● Exercise description
Extract the listing below in full, unchanged.

★ ★ ★ ★

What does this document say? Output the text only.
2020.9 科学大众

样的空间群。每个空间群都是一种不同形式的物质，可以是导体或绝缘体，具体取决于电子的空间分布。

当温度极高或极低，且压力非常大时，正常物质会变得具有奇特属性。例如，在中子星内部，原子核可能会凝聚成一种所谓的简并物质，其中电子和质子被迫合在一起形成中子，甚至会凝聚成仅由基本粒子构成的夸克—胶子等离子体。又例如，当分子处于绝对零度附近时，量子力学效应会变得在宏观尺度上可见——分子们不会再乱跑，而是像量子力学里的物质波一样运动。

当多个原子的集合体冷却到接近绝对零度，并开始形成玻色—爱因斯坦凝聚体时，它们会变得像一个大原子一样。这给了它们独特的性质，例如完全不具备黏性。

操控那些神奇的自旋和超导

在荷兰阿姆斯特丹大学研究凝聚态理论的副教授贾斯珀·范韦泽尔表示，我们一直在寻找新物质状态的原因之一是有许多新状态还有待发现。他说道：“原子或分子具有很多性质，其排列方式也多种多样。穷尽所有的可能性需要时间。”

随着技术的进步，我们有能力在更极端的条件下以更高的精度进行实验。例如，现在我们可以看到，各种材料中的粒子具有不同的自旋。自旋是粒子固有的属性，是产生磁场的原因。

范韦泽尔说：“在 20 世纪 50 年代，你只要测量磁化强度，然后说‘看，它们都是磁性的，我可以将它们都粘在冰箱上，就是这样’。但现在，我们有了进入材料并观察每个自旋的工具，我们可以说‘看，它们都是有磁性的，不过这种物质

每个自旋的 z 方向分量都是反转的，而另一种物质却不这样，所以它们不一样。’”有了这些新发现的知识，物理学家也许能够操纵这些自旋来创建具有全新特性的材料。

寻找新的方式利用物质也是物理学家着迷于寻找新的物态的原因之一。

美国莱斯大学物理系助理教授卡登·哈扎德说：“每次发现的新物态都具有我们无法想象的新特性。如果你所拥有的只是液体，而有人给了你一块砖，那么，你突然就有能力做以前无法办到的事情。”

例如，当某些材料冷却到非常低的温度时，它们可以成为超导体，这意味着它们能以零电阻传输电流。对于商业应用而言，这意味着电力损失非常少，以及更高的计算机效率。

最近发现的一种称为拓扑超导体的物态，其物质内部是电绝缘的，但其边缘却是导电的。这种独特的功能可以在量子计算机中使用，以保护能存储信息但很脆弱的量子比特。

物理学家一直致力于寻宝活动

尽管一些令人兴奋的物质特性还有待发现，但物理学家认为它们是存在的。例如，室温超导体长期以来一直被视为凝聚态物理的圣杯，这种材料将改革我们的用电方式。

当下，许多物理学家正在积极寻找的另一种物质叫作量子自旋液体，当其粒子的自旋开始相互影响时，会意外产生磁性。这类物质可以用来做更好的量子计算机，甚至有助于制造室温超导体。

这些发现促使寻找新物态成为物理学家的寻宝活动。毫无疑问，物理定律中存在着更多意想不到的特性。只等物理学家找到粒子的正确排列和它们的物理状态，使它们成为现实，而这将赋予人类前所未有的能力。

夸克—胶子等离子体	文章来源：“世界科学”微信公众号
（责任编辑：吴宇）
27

★ ★ ★ ★

● Response for this exercise
What does this document say? Output the text only.
2020.9 科学大众

样的空间群。每个空间群都是一种不同形式的物质，可以是导体或绝缘体，具体取决于电子的空间分布。

当温度极高或极低，且压力非常大时，正常物质会变得具有奇特属性。例如，在中子星内部，原子核可能会凝聚成一种所谓的简并物质，其中电子和质子被迫合在一起形成中子，甚至会凝聚成仅由基本粒子构成的夸克—胶子等离子体。又例如，当分子处于绝对零度附近时，量子力学效应会变得在宏观尺度上可见——分子们不会再乱跑，而是像量子力学里的物质波一样运动。

当多个原子的集合体冷却到接近绝对零度，并开始形成玻色—爱因斯坦凝聚体时，它们会变得像一个大原子一样。这给了它们独特的性质，例如完全不具备黏性。

操控那些神奇的自旋和超导

在荷兰阿姆斯特丹大学研究凝聚态理论的副教授贾斯珀·范韦泽尔表示，我们一直在寻找新物质状态的原因之一是有许多新状态还有待发现。他说道：“原子或分子具有很多性质，其排列方式也多种多样。穷尽所有的可能性需要时间。”

随着技术的进步，我们有能力在更极端的条件下以更高的精度进行实验。例如，现在我们可以看到，各种材料中的粒子具有不同的自旋。自旋是粒子固有的属性，是产生磁场的原因。

范韦泽尔说：“在 20 世纪 50 年代，你只要测量磁化强度，然后说‘看，它们都是磁性的，我可以将它们都粘在冰箱上，就是这样’。但现在，我们有了进入材料并观察每个自旋的工具，我们可以说‘看，它们都是有磁性的，不过这种物质

每个自旋的 z 方向分量都是反转的，而另一种物质却不这样，所以它们不一样。’”有了这些新发现的知识，物理学家也许能够操纵这些自旋来创建具有全新特性的材料。

寻找新的方式利用物质也是物理学家着迷于寻找新的物态的原因之一。

美国莱斯大学物理系助理教授卡登·哈扎德说：“每次发现的新物态都具有我们无法想象的新特性。如果你所拥有的只是液体，而有人给了你一块砖，那么，你突然就有能力做以前无法办到的事情。”

例如，当某些材料冷却到非常低的温度时，它们可以成为超导体，这意味着它们能以零电阻传输电流。对于商业应用而言，这意味着电力损失非常少，以及更高的计算机效率。

最近发现的一种称为拓扑超导体的物态，其物质内部是电绝缘的，但其边缘却是导电的。这种独特的功能可以在量子计算机中使用，以保护能存储信息但很脆弱的量子比特。

物理学家一直致力于寻宝活动

尽管一些令人兴奋的物质特性还有待发现，但物理学家认为它们是存在的。例如，室温超导体长期以来一直被视为凝聚态物理的圣杯，这种材料将改革我们的用电方式。

当下，许多物理学家正在积极寻找的另一种物质叫作量子自旋液体，当其粒子的自旋开始相互影响时，会意外产生磁性。这类物质可以用来做更好的量子计算机，甚至有助于制造室温超导体。

这些发现促使寻找新物态成为物理学家的寻宝活动。毫无疑问，物理定律中存在着更多意想不到的特性。只等物理学家找到粒子的正确排列和它们的物理状态，使它们成为现实，而这将赋予人类前所未有的能力。

夸克—胶子等离子体	文章来源：“世界科学”微信公众号
（责任编辑：吴宇）
27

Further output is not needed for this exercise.